## EXERCISE INSTRUCTIONS
Count the lines in the data below that have "Kunstgeschichte" in them, and reply with only that number.

RECORDS TO USE below:

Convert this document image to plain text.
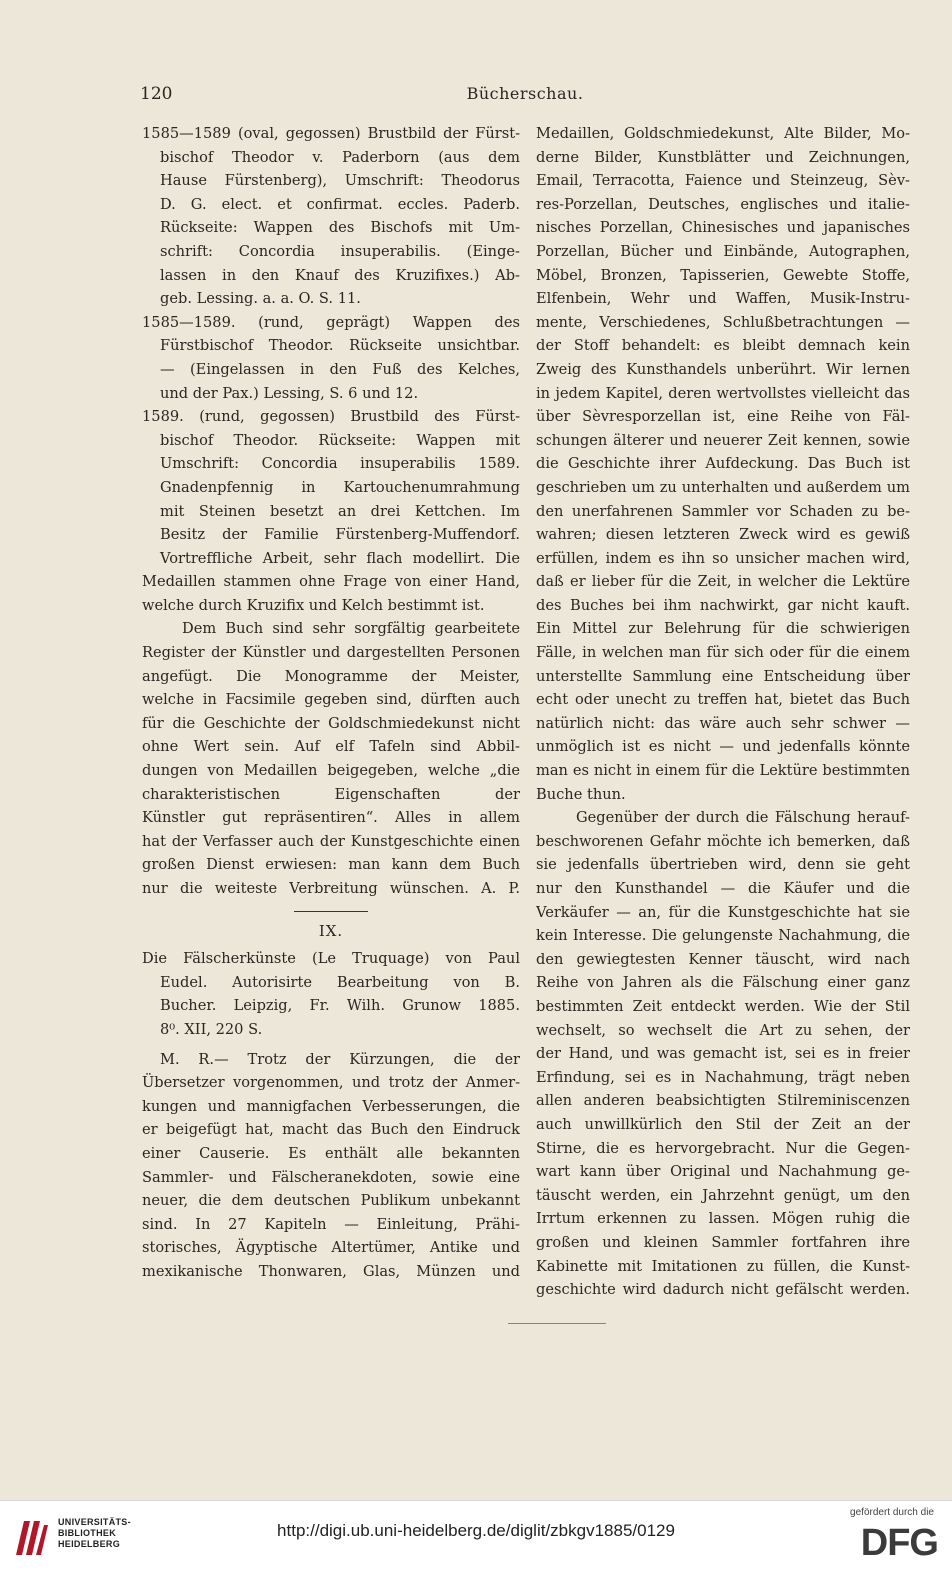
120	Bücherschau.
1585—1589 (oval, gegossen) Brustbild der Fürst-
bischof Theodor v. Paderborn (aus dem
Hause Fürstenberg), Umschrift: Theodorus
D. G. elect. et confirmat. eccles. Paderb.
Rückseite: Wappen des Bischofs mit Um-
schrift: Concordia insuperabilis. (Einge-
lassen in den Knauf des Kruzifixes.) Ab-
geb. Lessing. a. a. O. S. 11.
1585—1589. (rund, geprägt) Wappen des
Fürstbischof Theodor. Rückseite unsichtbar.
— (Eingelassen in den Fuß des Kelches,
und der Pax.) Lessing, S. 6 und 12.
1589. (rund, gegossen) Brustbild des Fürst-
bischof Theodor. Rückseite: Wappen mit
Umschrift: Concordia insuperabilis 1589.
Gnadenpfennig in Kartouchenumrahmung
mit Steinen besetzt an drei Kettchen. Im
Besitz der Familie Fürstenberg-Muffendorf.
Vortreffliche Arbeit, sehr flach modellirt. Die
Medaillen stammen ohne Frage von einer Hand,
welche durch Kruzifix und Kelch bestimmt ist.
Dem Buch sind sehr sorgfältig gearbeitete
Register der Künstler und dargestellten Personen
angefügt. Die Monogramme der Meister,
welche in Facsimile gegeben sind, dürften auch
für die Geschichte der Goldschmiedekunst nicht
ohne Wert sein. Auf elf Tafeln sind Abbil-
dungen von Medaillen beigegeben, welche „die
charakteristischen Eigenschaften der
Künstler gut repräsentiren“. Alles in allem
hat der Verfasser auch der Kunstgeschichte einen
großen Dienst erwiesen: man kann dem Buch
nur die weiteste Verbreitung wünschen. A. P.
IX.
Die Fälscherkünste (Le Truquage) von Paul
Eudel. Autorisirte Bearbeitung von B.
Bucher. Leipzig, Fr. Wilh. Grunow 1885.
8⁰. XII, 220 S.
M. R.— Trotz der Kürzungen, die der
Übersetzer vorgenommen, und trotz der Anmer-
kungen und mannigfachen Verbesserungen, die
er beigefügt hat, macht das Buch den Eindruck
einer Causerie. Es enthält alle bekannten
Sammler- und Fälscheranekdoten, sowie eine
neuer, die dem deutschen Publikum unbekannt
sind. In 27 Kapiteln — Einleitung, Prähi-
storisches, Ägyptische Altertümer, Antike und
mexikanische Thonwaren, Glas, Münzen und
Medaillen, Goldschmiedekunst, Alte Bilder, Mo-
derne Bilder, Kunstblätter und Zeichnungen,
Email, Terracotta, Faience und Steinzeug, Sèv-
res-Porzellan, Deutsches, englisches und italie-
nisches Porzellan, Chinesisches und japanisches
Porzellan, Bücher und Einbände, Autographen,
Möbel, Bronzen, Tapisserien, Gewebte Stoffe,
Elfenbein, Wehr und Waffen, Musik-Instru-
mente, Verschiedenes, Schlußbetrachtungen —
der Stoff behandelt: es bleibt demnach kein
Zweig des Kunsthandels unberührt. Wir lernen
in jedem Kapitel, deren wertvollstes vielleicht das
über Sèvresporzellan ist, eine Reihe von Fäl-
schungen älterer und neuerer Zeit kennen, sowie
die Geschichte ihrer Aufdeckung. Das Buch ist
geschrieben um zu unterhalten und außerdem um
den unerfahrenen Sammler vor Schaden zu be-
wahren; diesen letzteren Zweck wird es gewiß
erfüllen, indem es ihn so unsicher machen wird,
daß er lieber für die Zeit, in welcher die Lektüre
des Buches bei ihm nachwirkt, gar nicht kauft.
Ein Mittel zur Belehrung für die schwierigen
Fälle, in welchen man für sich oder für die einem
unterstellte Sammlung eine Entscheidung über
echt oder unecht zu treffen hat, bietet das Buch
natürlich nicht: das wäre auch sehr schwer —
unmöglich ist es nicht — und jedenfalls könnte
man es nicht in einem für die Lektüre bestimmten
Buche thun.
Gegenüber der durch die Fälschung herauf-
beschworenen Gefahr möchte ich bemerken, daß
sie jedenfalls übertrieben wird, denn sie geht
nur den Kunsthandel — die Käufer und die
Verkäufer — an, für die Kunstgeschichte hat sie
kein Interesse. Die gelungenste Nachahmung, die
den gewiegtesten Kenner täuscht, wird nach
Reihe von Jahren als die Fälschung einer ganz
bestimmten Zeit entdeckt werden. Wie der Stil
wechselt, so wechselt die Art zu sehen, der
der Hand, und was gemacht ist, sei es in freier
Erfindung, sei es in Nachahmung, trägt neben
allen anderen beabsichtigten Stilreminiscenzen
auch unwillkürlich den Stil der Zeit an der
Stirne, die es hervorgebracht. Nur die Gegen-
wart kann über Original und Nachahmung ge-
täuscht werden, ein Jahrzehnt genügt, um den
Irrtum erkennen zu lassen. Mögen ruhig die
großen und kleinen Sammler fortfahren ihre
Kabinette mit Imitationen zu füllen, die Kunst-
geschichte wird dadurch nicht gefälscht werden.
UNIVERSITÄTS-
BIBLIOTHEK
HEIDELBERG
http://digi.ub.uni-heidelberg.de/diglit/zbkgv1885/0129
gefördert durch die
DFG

End of RECORDS TO USE.

## TASK SOLUTION
2